- WRITTEN TASK:
What is the count of lines that hold the word "applicabili"? Give only the number.

- DATA IN THIS EXERCISE:
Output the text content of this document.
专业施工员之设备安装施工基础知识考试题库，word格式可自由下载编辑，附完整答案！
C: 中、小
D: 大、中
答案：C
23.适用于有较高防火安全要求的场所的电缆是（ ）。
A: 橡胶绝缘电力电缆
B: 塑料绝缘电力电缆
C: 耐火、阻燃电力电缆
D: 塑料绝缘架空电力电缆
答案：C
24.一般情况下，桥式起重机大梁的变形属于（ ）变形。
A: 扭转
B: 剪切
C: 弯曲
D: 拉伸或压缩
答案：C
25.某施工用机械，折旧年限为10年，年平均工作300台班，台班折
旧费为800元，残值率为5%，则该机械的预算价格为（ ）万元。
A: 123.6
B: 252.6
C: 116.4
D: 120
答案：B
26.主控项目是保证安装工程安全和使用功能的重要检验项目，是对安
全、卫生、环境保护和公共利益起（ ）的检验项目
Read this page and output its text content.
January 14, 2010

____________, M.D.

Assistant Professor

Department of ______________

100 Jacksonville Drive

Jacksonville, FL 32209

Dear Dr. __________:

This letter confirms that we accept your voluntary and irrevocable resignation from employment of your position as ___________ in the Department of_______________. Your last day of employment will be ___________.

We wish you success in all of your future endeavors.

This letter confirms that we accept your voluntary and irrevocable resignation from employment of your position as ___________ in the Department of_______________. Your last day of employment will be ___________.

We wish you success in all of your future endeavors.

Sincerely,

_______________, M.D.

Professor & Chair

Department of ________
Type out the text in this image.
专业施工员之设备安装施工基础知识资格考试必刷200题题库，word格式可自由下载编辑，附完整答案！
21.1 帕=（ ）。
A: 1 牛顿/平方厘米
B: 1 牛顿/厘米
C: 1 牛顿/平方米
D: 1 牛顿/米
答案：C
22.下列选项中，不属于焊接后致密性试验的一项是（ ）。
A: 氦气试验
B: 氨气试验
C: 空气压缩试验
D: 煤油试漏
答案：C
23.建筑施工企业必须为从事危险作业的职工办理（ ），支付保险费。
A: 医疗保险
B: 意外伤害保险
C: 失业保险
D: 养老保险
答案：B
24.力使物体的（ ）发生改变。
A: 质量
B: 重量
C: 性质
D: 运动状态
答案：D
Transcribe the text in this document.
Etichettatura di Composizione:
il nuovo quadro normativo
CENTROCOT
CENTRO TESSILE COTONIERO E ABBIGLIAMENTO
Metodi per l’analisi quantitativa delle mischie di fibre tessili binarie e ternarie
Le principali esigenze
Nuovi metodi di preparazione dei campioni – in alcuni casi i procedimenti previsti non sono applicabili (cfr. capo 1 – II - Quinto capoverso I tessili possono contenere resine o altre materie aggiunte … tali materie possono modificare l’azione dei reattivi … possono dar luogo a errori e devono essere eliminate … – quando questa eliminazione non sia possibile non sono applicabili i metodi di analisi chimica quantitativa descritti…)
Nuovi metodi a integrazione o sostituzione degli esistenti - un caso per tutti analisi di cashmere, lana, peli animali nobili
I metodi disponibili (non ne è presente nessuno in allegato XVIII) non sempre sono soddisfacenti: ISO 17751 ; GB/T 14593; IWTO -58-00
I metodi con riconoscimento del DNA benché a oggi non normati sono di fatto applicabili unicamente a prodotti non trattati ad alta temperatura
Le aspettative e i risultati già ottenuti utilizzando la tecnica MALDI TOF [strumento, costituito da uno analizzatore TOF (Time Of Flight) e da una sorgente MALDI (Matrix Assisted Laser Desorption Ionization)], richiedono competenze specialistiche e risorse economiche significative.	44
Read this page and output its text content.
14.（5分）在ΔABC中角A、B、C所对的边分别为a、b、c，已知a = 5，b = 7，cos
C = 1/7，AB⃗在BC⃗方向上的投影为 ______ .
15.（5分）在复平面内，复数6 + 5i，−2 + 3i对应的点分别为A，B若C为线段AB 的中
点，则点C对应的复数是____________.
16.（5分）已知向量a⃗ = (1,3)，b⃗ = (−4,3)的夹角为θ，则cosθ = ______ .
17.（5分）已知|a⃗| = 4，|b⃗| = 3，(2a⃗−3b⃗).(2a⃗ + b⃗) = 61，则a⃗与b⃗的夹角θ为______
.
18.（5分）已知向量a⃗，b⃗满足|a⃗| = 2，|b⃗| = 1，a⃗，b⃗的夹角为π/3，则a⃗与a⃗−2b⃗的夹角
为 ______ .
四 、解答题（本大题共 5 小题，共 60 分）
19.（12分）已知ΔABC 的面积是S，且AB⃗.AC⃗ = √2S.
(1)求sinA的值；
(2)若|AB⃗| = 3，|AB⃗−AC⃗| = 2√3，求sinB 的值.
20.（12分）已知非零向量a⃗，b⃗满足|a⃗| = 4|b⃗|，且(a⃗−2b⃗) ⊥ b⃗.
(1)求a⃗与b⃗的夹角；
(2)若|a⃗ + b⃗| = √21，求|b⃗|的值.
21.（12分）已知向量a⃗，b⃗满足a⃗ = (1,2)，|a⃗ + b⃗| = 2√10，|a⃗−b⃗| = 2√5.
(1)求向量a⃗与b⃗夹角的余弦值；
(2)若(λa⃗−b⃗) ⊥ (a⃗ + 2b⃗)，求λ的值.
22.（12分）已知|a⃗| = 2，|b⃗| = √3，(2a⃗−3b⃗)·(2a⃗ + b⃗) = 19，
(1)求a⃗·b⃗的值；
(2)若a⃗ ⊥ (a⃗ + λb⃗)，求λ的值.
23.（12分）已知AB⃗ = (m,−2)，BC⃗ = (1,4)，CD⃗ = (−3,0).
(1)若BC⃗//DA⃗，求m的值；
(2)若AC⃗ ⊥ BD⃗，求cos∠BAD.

- SOLVED PROBLEM:
2